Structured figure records
⁂

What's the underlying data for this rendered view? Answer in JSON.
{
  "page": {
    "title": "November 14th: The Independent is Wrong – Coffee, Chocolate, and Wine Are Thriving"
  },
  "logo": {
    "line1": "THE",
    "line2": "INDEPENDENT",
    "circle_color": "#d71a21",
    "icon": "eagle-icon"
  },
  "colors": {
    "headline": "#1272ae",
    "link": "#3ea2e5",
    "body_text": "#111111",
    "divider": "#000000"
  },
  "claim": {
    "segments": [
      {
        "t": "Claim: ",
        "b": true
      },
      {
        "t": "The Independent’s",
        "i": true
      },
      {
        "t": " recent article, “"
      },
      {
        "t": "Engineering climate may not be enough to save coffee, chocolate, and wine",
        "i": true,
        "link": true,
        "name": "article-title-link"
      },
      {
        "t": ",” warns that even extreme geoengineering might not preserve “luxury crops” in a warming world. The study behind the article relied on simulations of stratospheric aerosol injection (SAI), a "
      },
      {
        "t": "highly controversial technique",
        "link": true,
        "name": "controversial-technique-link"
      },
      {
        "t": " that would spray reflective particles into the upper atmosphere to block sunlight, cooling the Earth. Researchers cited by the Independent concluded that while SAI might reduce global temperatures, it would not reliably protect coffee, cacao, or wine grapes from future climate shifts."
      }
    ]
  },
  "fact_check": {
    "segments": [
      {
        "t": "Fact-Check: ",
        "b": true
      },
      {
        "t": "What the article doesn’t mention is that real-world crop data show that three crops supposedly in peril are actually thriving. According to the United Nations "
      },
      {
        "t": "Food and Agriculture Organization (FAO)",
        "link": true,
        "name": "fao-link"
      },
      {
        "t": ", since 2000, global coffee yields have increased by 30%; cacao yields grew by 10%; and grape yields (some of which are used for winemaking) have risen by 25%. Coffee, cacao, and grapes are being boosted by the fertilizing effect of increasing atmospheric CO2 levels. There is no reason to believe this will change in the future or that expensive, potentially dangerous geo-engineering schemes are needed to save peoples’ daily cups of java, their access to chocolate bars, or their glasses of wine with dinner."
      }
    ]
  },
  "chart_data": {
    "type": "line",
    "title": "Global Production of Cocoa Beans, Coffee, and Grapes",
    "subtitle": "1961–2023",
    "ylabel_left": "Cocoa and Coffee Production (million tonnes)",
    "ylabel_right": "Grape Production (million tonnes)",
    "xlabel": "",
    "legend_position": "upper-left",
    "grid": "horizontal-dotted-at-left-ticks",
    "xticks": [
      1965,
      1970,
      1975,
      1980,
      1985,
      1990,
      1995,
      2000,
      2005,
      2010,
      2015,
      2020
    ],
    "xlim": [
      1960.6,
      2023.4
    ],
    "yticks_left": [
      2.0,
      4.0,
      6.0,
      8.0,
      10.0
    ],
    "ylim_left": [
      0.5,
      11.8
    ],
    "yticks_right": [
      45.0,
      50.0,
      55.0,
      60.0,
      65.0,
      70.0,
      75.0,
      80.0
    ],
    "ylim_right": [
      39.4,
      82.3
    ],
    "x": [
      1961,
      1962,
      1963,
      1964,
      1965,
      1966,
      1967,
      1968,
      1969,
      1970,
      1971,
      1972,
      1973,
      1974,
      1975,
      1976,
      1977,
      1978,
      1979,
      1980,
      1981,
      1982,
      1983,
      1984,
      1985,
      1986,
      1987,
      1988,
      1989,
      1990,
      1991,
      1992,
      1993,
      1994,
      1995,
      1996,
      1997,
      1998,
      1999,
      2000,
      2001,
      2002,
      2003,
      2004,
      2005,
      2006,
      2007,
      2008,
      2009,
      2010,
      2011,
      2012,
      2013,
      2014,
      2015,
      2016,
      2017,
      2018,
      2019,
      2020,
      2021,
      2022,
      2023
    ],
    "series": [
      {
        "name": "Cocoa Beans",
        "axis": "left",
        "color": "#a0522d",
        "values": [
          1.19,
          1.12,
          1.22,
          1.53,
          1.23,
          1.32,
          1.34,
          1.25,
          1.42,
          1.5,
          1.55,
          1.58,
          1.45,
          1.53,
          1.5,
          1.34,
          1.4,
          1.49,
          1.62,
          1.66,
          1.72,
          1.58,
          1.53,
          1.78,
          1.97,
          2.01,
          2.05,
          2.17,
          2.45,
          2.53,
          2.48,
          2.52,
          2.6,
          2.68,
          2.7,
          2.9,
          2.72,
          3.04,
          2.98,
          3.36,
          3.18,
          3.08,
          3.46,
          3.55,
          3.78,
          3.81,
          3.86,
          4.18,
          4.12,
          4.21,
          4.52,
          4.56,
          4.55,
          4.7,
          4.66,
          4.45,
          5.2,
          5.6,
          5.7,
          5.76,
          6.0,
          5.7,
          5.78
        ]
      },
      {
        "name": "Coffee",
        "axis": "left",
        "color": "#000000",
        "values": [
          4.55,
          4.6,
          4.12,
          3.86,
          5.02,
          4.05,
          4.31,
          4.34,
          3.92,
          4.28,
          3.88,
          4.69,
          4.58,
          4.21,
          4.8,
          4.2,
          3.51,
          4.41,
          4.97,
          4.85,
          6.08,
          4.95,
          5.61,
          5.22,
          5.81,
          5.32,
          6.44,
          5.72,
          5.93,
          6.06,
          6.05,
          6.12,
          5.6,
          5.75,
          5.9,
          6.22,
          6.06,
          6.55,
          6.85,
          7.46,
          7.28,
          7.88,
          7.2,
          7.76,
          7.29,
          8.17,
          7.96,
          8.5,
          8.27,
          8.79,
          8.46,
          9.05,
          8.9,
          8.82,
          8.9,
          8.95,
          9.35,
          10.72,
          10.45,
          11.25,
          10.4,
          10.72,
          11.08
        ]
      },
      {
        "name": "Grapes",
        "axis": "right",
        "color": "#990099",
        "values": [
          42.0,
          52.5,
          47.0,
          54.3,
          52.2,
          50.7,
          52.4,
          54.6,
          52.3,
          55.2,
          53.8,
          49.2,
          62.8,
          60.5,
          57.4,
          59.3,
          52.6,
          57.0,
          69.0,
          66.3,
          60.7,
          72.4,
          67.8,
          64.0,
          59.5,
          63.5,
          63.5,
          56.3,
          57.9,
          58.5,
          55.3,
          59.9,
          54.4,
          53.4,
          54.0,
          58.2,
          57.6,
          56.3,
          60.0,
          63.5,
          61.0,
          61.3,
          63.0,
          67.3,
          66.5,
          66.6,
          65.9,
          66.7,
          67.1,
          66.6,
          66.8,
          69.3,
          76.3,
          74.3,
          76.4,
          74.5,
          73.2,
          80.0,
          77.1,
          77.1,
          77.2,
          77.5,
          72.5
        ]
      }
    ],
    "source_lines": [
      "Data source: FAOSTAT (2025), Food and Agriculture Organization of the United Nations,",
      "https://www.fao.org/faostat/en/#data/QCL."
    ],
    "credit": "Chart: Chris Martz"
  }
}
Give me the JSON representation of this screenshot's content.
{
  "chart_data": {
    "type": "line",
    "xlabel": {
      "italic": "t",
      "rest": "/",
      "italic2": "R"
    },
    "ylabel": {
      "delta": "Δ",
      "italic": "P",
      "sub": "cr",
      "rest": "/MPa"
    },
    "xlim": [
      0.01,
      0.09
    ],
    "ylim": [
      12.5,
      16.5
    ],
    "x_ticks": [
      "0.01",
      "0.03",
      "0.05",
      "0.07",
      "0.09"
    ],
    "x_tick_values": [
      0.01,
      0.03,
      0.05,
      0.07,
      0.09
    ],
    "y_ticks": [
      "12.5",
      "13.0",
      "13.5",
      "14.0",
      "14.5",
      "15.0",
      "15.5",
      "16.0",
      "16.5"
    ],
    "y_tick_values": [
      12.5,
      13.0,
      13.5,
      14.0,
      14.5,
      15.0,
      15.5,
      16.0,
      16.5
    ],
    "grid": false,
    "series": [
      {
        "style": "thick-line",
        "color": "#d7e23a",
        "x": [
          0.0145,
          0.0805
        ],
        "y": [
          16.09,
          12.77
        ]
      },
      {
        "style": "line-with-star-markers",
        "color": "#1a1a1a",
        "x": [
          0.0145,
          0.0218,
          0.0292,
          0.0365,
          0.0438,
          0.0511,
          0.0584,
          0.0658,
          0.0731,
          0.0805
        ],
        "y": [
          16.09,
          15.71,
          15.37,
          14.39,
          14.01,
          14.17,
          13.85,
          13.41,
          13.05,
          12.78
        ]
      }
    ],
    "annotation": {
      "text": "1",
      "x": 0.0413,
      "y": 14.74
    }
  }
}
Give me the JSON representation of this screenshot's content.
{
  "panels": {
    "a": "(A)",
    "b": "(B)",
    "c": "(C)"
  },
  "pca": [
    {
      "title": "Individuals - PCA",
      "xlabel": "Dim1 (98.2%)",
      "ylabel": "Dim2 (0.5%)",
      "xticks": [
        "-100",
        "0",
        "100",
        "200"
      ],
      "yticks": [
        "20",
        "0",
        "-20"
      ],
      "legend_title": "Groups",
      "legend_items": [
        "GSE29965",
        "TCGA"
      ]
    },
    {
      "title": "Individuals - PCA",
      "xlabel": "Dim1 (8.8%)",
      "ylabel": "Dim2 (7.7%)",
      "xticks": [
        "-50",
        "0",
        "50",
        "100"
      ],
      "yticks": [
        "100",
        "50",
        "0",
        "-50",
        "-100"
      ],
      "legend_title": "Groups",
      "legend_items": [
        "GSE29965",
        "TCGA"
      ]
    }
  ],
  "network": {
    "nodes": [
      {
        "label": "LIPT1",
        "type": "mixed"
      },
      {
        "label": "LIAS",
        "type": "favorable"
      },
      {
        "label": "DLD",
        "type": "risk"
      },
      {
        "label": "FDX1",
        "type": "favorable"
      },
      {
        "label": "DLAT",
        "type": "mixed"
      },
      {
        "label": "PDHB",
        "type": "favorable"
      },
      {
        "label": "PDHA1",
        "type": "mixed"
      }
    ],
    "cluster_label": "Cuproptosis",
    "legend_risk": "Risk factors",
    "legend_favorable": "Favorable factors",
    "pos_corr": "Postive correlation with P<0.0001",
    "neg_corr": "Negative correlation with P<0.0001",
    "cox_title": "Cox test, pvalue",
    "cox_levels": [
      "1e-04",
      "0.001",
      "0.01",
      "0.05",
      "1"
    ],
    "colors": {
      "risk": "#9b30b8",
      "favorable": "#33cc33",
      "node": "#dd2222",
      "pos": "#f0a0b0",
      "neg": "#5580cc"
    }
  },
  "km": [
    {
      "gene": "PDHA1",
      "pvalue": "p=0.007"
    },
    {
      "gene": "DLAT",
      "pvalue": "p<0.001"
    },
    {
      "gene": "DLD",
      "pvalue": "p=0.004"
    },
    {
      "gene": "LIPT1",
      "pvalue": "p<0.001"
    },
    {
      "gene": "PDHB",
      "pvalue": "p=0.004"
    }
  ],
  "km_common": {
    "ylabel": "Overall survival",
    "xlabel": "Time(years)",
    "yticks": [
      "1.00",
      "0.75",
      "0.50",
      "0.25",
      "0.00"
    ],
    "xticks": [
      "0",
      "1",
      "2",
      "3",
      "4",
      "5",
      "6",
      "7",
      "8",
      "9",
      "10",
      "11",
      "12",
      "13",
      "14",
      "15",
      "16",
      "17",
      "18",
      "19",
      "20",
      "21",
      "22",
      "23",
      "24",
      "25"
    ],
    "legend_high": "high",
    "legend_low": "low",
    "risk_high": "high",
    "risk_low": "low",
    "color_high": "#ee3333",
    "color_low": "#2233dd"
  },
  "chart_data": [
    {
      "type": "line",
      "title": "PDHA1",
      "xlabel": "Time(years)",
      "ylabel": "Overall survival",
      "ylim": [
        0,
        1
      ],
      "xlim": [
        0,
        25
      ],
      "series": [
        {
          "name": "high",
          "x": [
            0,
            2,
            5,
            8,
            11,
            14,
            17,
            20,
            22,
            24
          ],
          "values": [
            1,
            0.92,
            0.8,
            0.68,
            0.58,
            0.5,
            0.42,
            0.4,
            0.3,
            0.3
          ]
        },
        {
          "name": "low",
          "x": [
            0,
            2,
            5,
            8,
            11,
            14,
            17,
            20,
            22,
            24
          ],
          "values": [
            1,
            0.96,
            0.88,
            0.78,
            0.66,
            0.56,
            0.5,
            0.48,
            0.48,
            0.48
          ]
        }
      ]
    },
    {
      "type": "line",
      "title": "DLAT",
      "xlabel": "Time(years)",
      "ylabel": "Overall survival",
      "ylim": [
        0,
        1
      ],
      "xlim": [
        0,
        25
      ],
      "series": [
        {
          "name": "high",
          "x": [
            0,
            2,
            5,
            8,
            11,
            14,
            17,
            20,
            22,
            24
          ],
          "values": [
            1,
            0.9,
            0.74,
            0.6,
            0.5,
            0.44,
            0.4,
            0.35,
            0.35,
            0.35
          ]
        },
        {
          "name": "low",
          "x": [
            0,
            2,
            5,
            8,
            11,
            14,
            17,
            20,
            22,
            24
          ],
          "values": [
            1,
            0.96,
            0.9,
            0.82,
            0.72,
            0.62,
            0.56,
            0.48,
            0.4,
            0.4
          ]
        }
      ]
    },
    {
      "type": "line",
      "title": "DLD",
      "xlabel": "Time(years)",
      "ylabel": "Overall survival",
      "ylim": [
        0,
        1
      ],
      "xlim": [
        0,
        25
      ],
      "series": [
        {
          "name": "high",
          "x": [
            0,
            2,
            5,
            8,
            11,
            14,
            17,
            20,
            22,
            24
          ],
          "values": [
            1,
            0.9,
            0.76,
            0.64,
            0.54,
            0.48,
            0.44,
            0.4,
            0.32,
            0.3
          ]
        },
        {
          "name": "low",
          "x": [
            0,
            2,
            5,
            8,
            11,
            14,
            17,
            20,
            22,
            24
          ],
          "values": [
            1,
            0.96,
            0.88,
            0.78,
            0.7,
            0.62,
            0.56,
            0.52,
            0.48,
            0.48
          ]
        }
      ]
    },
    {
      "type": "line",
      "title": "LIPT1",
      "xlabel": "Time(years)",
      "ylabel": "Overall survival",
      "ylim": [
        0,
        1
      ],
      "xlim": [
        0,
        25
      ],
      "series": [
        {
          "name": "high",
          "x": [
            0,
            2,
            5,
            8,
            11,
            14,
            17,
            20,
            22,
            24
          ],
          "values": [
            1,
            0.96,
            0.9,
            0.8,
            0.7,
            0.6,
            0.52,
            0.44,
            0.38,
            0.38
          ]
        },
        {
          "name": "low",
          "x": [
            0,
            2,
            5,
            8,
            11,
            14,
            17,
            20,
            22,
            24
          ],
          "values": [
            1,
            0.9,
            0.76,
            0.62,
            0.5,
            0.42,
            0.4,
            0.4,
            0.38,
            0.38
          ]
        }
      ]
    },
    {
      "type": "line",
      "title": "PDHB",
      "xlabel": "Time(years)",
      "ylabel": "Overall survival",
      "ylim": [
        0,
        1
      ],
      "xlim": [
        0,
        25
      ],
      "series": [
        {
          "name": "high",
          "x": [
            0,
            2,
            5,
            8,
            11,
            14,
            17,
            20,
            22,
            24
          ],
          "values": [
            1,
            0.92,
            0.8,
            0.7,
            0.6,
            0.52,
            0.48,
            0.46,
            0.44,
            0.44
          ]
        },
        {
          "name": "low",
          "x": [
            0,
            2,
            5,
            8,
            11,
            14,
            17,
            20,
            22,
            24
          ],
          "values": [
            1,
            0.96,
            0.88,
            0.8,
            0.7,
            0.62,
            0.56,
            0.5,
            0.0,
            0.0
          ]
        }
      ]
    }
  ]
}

⁂

Sift the material for lines with the string "million". Copy each one found.

    "ylabel_left": "Cocoa and Coffee Production (million tonnes)",
    "ylabel_right": "Grape Production (million tonnes)",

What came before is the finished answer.